• _What is asked_:
The records that follow should be retyped word for word.

• _Data entries_:

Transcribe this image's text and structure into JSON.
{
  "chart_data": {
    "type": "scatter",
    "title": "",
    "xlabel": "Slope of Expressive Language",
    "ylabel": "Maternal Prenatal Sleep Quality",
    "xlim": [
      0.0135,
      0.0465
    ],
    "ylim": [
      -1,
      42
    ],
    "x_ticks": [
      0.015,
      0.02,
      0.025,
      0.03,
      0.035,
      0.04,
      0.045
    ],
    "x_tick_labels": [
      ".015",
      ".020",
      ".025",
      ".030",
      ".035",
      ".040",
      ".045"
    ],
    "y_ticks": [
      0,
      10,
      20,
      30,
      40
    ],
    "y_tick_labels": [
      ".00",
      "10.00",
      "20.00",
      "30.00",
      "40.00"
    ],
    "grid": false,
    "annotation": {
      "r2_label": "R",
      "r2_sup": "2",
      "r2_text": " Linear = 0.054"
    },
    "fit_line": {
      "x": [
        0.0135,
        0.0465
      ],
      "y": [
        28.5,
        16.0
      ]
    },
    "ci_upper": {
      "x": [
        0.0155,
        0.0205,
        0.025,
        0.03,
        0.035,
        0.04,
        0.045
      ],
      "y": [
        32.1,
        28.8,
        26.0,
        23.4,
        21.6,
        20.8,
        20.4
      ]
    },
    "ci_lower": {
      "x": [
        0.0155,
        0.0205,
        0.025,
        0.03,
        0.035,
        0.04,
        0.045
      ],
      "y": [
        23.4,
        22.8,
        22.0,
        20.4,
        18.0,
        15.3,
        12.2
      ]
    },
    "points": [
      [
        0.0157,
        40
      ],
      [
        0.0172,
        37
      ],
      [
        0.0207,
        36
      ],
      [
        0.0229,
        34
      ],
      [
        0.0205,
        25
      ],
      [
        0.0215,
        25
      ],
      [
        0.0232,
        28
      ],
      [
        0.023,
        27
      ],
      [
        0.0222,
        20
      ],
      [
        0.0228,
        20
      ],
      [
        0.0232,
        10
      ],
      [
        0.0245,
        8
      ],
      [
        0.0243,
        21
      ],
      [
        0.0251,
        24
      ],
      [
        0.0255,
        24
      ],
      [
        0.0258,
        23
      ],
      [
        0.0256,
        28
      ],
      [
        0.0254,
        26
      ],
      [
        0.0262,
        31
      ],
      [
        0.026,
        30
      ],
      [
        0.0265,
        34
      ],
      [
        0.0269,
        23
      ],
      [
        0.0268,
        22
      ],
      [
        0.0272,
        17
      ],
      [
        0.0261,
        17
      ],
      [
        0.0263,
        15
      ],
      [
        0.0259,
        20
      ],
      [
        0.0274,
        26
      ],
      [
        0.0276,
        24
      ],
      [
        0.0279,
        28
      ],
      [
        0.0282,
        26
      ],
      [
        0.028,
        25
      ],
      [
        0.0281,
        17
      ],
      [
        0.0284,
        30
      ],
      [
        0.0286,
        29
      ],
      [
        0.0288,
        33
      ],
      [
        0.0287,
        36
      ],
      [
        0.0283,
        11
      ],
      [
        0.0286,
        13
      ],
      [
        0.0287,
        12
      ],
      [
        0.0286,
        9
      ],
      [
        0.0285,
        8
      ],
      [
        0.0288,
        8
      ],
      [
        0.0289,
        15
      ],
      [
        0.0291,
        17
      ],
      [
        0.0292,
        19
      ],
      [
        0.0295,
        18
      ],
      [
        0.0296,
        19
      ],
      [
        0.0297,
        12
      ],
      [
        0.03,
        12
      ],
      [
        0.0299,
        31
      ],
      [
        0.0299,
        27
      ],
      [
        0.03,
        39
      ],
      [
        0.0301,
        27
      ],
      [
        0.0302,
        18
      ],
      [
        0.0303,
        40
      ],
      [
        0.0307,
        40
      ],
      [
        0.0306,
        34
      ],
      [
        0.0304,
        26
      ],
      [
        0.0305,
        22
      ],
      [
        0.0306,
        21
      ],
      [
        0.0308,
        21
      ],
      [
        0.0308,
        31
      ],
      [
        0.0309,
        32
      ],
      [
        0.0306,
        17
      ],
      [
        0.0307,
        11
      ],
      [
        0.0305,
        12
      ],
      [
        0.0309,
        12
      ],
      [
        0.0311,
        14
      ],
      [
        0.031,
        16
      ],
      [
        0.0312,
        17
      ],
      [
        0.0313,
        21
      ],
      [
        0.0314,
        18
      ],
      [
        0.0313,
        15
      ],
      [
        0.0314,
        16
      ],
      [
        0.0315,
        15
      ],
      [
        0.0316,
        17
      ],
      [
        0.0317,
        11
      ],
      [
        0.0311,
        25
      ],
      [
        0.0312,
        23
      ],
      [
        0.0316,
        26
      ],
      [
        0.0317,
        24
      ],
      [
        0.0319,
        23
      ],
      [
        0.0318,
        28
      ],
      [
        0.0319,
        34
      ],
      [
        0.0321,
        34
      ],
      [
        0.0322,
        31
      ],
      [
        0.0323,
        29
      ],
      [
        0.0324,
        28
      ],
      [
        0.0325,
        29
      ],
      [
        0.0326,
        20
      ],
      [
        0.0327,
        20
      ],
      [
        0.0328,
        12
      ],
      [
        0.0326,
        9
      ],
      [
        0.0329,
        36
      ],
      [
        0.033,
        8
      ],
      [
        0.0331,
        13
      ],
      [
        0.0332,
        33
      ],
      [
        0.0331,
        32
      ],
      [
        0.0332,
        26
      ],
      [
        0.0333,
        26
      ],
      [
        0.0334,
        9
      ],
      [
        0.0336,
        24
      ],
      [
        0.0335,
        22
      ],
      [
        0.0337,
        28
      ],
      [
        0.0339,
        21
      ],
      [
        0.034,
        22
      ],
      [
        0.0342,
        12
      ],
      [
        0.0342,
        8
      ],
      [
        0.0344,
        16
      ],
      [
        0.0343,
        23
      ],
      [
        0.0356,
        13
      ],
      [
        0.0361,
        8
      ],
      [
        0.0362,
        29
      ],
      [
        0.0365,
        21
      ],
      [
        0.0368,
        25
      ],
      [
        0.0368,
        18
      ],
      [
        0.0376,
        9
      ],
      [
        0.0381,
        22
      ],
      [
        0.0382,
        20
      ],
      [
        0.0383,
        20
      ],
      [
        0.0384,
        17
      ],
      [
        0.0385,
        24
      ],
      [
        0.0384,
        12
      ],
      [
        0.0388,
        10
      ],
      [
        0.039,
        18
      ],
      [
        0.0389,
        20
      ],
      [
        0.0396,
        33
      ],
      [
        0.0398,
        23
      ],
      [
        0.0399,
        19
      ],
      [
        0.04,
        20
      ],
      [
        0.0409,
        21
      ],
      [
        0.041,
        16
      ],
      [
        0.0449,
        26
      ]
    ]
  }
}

• _The solution_:
Transcribe this image's text and structure into JSON.
{
  "chart_data": {
    "type": "scatter",
    "title": "",
    "xlabel": "Slope of Expressive Language",
    "ylabel": "Maternal Prenatal Sleep Quality",
    "xlim": [
      0.0135,
      0.0465
    ],
    "ylim": [
      -1,
      42
    ],
    "x_ticks": [
      0.015,
      0.02,
      0.025,
      0.03,
      0.035,
      0.04,
      0.045
    ],
    "x_tick_labels": [
      ".015",
      ".020",
      ".025",
      ".030",
      ".035",
      ".040",
      ".045"
    ],
    "y_ticks": [
      0,
      10,
      20,
      30,
      40
    ],
    "y_tick_labels": [
      ".00",
      "10.00",
      "20.00",
      "30.00",
      "40.00"
    ],
    "grid": false,
    "annotation": {
      "r2_label": "R",
      "r2_sup": "2",
      "r2_text": " Linear = 0.054"
    },
    "fit_line": {
      "x": [
        0.0135,
        0.0465
      ],
      "y": [
        28.5,
        16.0
      ]
    },
    "ci_upper": {
      "x": [
        0.0155,
        0.0205,
        0.025,
        0.03,
        0.035,
        0.04,
        0.045
      ],
      "y": [
        32.1,
        28.8,
        26.0,
        23.4,
        21.6,
        20.8,
        20.4
      ]
    },
    "ci_lower": {
      "x": [
        0.0155,
        0.0205,
        0.025,
        0.03,
        0.035,
        0.04,
        0.045
      ],
      "y": [
        23.4,
        22.8,
        22.0,
        20.4,
        18.0,
        15.3,
        12.2
      ]
    },
    "points": [
      [
        0.0157,
        40
      ],
      [
        0.0172,
        37
      ],
      [
        0.0207,
        36
      ],
      [
        0.0229,
        34
      ],
      [
        0.0205,
        25
      ],
      [
        0.0215,
        25
      ],
      [
        0.0232,
        28
      ],
      [
        0.023,
        27
      ],
      [
        0.0222,
        20
      ],
      [
        0.0228,
        20
      ],
      [
        0.0232,
        10
      ],
      [
        0.0245,
        8
      ],
      [
        0.0243,
        21
      ],
      [
        0.0251,
        24
      ],
      [
        0.0255,
        24
      ],
      [
        0.0258,
        23
      ],
      [
        0.0256,
        28
      ],
      [
        0.0254,
        26
      ],
      [
        0.0262,
        31
      ],
      [
        0.026,
        30
      ],
      [
        0.0265,
        34
      ],
      [
        0.0269,
        23
      ],
      [
        0.0268,
        22
      ],
      [
        0.0272,
        17
      ],
      [
        0.0261,
        17
      ],
      [
        0.0263,
        15
      ],
      [
        0.0259,
        20
      ],
      [
        0.0274,
        26
      ],
      [
        0.0276,
        24
      ],
      [
        0.0279,
        28
      ],
      [
        0.0282,
        26
      ],
      [
        0.028,
        25
      ],
      [
        0.0281,
        17
      ],
      [
        0.0284,
        30
      ],
      [
        0.0286,
        29
      ],
      [
        0.0288,
        33
      ],
      [
        0.0287,
        36
      ],
      [
        0.0283,
        11
      ],
      [
        0.0286,
        13
      ],
      [
        0.0287,
        12
      ],
      [
        0.0286,
        9
      ],
      [
        0.0285,
        8
      ],
      [
        0.0288,
        8
      ],
      [
        0.0289,
        15
      ],
      [
        0.0291,
        17
      ],
      [
        0.0292,
        19
      ],
      [
        0.0295,
        18
      ],
      [
        0.0296,
        19
      ],
      [
        0.0297,
        12
      ],
      [
        0.03,
        12
      ],
      [
        0.0299,
        31
      ],
      [
        0.0299,
        27
      ],
      [
        0.03,
        39
      ],
      [
        0.0301,
        27
      ],
      [
        0.0302,
        18
      ],
      [
        0.0303,
        40
      ],
      [
        0.0307,
        40
      ],
      [
        0.0306,
        34
      ],
      [
        0.0304,
        26
      ],
      [
        0.0305,
        22
      ],
      [
        0.0306,
        21
      ],
      [
        0.0308,
        21
      ],
      [
        0.0308,
        31
      ],
      [
        0.0309,
        32
      ],
      [
        0.0306,
        17
      ],
      [
        0.0307,
        11
      ],
      [
        0.0305,
        12
      ],
      [
        0.0309,
        12
      ],
      [
        0.0311,
        14
      ],
      [
        0.031,
        16
      ],
      [
        0.0312,
        17
      ],
      [
        0.0313,
        21
      ],
      [
        0.0314,
        18
      ],
      [
        0.0313,
        15
      ],
      [
        0.0314,
        16
      ],
      [
        0.0315,
        15
      ],
      [
        0.0316,
        17
      ],
      [
        0.0317,
        11
      ],
      [
        0.0311,
        25
      ],
      [
        0.0312,
        23
      ],
      [
        0.0316,
        26
      ],
      [
        0.0317,
        24
      ],
      [
        0.0319,
        23
      ],
      [
        0.0318,
        28
      ],
      [
        0.0319,
        34
      ],
      [
        0.0321,
        34
      ],
      [
        0.0322,
        31
      ],
      [
        0.0323,
        29
      ],
      [
        0.0324,
        28
      ],
      [
        0.0325,
        29
      ],
      [
        0.0326,
        20
      ],
      [
        0.0327,
        20
      ],
      [
        0.0328,
        12
      ],
      [
        0.0326,
        9
      ],
      [
        0.0329,
        36
      ],
      [
        0.033,
        8
      ],
      [
        0.0331,
        13
      ],
      [
        0.0332,
        33
      ],
      [
        0.0331,
        32
      ],
      [
        0.0332,
        26
      ],
      [
        0.0333,
        26
      ],
      [
        0.0334,
        9
      ],
      [
        0.0336,
        24
      ],
      [
        0.0335,
        22
      ],
      [
        0.0337,
        28
      ],
      [
        0.0339,
        21
      ],
      [
        0.034,
        22
      ],
      [
        0.0342,
        12
      ],
      [
        0.0342,
        8
      ],
      [
        0.0344,
        16
      ],
      [
        0.0343,
        23
      ],
      [
        0.0356,
        13
      ],
      [
        0.0361,
        8
      ],
      [
        0.0362,
        29
      ],
      [
        0.0365,
        21
      ],
      [
        0.0368,
        25
      ],
      [
        0.0368,
        18
      ],
      [
        0.0376,
        9
      ],
      [
        0.0381,
        22
      ],
      [
        0.0382,
        20
      ],
      [
        0.0383,
        20
      ],
      [
        0.0384,
        17
      ],
      [
        0.0385,
        24
      ],
      [
        0.0384,
        12
      ],
      [
        0.0388,
        10
      ],
      [
        0.039,
        18
      ],
      [
        0.0389,
        20
      ],
      [
        0.0396,
        33
      ],
      [
        0.0398,
        23
      ],
      [
        0.0399,
        19
      ],
      [
        0.04,
        20
      ],
      [
        0.0409,
        21
      ],
      [
        0.041,
        16
      ],
      [
        0.0449,
        26
      ]
    ]
  }
}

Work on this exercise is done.